Isabel Pantoja y Paquirri fueron la versión celtíbera de los Kennedy. Ella, con su melena larga y sedosa y ese chic campero que aún no había descubierto los chándales combinados con zapatos de tacón. Él, vestido del empleado más guay de la gasolinera de su pueblo. Despechugado, la cadena de oro sobre la piel morena. Su pequeño (del alma). La tragedia.

El día en que, según escribió luego el bardo conquense, „ese barco velero cruzó la bahía“ marcó el destino de Pantoja y de su difunto marido. Se puede decir, a tenor de los acontecimientos posteriores que, al mismo tiempo que el torero se desangraba por la femoral en un torrente incontenible, caía también su esposa herida de muerte. Durante el multitudinario entierro, murió Maria Isabel Pantoja Martín y nació La Pantoja. Una mujer que, lo diré antes de seguir, me cae bien porque creo que es más paciente que cualquier personaje bíblico y que ha tenido que sobrevivir a todo, incluso a sí misma.

A lo largo de estas tres décadas, Isabel Pantoja ha sido una mina de oro para todo tipo de buitres. 

En diferentes fases: desde las teorías que se desataron a propósito de quién consolaría su joven viudez y que culminaron en ese apelativo de „la viuda de España“ que parecía pretender desanimar a cualquier eventual pretendiente, hasta las historias que, más tarde, se hicieron correr de manera más o menos velada a propósito de su sexualidad. Un asunto que, con justicia, no le importa más que a ella.

[Datos proporcionados]
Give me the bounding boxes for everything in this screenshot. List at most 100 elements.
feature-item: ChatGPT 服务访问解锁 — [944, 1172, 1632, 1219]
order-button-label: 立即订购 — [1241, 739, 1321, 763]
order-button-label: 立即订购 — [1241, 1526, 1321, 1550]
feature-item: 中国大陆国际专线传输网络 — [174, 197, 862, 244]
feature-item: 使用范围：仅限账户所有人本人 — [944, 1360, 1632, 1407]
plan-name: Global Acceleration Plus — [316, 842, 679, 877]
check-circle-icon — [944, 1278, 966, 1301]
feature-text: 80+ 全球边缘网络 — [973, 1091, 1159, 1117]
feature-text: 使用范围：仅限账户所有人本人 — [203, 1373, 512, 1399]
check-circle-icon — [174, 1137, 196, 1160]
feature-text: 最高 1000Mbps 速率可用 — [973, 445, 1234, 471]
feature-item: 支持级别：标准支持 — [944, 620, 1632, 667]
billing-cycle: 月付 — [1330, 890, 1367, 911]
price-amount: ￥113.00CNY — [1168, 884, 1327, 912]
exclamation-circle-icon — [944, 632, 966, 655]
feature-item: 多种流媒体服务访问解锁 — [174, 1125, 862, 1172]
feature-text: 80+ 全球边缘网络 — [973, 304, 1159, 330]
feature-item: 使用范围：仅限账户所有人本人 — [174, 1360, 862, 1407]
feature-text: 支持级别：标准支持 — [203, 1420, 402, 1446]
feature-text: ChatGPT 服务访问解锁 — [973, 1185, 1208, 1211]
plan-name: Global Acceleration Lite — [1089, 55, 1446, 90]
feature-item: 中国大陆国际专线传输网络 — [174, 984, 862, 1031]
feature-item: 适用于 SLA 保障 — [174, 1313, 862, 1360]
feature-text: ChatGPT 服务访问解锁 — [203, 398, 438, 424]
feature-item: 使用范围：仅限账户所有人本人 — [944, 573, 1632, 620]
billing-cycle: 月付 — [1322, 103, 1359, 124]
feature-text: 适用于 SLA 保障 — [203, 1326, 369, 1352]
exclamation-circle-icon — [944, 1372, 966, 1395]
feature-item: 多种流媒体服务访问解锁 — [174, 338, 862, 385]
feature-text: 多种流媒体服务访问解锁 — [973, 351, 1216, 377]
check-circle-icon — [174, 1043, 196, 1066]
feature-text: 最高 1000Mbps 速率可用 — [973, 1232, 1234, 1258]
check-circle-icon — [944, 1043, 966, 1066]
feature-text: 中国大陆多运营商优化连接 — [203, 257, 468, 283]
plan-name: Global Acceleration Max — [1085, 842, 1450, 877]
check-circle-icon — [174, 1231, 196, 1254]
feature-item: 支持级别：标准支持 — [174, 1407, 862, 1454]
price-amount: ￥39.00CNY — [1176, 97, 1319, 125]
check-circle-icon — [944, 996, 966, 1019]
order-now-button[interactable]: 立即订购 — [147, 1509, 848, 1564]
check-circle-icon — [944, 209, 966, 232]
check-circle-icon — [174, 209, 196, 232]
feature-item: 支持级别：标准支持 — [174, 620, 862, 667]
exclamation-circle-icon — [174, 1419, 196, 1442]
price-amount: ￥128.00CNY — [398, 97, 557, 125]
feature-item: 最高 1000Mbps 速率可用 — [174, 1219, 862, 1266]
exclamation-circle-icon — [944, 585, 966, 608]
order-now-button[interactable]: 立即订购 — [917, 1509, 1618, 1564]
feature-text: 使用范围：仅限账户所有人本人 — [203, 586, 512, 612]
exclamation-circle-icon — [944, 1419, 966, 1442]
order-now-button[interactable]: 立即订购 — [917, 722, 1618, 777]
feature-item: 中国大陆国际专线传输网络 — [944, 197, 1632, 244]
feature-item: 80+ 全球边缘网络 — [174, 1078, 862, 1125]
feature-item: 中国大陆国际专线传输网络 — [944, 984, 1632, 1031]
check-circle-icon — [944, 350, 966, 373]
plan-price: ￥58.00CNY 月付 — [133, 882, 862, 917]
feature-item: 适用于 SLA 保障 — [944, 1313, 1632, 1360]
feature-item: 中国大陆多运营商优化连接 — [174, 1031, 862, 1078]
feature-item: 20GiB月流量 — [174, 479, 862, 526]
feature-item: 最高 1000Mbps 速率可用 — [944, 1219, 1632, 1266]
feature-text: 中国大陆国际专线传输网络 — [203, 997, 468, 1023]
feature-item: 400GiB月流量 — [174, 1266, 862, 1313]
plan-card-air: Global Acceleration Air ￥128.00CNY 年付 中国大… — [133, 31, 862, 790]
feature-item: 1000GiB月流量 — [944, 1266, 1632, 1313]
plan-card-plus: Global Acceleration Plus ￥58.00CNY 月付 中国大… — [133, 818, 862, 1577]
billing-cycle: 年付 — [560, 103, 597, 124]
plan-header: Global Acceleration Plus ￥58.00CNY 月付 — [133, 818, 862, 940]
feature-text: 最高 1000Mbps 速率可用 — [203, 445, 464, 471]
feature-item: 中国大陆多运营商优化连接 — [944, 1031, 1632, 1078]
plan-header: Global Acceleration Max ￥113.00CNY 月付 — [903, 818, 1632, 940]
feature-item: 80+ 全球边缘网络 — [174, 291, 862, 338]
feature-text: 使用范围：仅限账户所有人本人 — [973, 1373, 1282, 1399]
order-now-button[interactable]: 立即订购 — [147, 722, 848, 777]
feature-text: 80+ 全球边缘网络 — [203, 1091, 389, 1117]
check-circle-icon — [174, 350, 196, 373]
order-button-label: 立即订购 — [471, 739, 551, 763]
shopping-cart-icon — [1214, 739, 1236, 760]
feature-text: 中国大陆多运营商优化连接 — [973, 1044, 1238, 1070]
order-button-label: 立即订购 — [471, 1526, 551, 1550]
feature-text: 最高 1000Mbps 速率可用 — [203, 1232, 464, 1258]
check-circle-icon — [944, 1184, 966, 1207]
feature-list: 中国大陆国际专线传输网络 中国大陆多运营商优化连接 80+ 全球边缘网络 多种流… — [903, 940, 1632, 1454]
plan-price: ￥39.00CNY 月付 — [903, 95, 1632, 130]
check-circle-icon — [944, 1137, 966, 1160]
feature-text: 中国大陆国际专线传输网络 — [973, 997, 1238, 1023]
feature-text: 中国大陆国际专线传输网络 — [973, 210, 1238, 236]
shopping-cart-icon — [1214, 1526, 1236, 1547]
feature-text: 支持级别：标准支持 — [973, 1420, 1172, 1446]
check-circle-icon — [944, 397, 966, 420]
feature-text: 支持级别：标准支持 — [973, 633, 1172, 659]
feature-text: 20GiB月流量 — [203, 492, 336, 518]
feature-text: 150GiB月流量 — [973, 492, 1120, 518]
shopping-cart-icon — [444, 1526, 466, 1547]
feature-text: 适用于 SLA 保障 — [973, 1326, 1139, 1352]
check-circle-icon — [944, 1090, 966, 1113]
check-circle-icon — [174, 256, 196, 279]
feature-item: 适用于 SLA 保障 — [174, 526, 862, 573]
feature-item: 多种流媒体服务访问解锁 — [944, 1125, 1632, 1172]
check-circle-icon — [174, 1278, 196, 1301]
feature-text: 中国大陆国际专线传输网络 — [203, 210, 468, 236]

[Tareas]
1 – En el fragmento sobre Isabel Pantoja, ¿con qué apelativo se terminó llamándola durante su viudez?
2 – Reproduce el fragmento sobre Isabel Pantoja desde "El día en que, según" hasta "a sí misma.", ambos incluidos.
Los registros no guardan relación con el fragmento sobre Isabel Pantoja.

[Respuestas]
1 – La viuda de España.

2 –
El día en que, según escribió luego el bardo conquense, „ese barco velero cruzó la bahía“ marcó el destino de Pantoja y de su difunto marido. Se puede decir, a tenor de los acontecimientos posteriores que, al mismo tiempo que el torero se desangraba por la femoral en un torrente incontenible, caía también su esposa herida de muerte. Durante el multitudinario entierro, murió Maria Isabel Pantoja Martín y nació La Pantoja. Una mujer que, lo diré antes de seguir, me cae bien porque creo que es más paciente que cualquier personaje bíblico y que ha tenido que sobrevivir a todo, incluso a sí misma.